**Task:**
Find every line with the word "JSON". Copy those lines.

[start Material supplied]

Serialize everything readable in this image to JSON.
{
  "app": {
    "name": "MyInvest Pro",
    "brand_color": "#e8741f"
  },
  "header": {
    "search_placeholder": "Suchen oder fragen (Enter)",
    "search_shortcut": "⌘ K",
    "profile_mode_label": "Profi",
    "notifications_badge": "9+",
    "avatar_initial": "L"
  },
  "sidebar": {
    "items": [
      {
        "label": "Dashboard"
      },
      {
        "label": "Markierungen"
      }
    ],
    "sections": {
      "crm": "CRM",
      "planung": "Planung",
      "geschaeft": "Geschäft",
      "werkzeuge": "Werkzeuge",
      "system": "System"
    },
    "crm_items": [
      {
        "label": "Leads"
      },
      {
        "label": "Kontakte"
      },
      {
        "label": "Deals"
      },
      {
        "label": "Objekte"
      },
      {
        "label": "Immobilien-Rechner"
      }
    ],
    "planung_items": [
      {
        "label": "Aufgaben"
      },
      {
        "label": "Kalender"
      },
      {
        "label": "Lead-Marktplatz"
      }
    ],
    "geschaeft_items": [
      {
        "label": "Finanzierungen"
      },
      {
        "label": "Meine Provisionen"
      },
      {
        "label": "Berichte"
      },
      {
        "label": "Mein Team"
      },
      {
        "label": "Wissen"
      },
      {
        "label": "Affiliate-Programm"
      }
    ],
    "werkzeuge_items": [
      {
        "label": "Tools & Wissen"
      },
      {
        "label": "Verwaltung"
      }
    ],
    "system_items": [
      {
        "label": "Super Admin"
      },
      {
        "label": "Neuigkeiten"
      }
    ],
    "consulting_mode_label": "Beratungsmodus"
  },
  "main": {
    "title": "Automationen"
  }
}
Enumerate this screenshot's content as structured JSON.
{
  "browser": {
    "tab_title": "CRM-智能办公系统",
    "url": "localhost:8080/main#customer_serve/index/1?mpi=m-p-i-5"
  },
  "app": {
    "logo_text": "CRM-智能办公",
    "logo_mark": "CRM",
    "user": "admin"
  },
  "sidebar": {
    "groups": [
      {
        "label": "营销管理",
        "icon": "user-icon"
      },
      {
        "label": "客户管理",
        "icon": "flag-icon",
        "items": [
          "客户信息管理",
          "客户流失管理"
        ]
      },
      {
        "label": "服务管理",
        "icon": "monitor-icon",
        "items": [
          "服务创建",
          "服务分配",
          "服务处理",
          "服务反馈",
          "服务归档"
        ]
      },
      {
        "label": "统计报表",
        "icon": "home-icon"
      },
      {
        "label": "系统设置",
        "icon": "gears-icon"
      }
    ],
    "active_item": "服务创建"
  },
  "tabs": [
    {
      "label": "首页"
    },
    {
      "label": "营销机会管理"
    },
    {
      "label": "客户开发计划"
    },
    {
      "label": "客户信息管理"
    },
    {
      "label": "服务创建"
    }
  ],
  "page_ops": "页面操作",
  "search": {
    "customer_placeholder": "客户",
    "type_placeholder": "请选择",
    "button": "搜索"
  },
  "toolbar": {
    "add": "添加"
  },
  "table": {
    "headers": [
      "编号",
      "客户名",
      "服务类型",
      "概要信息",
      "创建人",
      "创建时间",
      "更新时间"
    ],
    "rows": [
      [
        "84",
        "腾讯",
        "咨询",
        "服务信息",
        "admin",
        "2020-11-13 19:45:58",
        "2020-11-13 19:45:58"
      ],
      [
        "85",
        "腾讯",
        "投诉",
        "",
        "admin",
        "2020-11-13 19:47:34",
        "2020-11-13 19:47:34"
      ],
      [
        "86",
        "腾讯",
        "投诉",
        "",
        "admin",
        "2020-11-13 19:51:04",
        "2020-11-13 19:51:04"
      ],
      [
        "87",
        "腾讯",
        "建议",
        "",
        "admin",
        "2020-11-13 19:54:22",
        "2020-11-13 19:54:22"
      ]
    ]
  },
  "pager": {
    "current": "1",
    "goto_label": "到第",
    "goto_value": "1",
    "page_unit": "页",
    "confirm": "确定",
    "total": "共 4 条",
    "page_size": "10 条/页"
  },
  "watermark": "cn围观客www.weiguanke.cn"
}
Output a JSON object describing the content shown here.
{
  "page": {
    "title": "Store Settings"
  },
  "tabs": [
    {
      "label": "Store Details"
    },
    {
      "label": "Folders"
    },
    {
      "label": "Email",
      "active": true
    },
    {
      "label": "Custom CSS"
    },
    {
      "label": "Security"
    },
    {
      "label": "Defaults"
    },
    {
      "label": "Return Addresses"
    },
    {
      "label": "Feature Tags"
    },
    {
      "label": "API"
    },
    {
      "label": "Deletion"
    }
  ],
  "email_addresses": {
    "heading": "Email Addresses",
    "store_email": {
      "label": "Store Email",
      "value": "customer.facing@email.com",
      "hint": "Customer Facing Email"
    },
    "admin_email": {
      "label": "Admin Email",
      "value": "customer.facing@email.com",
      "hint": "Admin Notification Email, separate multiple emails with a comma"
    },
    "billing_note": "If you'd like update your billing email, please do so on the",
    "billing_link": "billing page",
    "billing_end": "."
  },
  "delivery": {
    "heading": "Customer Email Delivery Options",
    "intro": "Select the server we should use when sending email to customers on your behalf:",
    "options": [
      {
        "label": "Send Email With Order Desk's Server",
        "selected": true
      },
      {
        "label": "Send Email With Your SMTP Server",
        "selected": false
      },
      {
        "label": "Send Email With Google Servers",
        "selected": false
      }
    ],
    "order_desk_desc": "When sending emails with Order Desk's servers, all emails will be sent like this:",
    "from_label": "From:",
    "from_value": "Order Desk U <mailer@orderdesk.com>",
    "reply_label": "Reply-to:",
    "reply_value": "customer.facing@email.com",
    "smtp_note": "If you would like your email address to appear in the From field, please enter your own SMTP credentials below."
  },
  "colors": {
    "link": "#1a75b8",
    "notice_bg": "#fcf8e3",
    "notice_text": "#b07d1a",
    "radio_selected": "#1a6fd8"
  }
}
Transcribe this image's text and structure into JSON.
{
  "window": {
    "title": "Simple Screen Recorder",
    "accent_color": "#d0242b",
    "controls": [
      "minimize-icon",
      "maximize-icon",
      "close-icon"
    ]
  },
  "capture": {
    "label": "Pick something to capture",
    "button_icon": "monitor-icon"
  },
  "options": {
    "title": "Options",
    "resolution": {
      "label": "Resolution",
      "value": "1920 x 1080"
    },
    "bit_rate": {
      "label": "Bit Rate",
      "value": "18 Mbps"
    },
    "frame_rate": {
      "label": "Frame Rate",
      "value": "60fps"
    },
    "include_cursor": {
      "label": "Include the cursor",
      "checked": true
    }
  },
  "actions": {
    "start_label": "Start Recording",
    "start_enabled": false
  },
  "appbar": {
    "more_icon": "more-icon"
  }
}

[end Material supplied]

**Answer to this problem:**
Serialize everything readable in this image to JSON.
Enumerate this screenshot's content as structured JSON.
Output a JSON object describing the content shown here.
Transcribe this image's text and structure into JSON.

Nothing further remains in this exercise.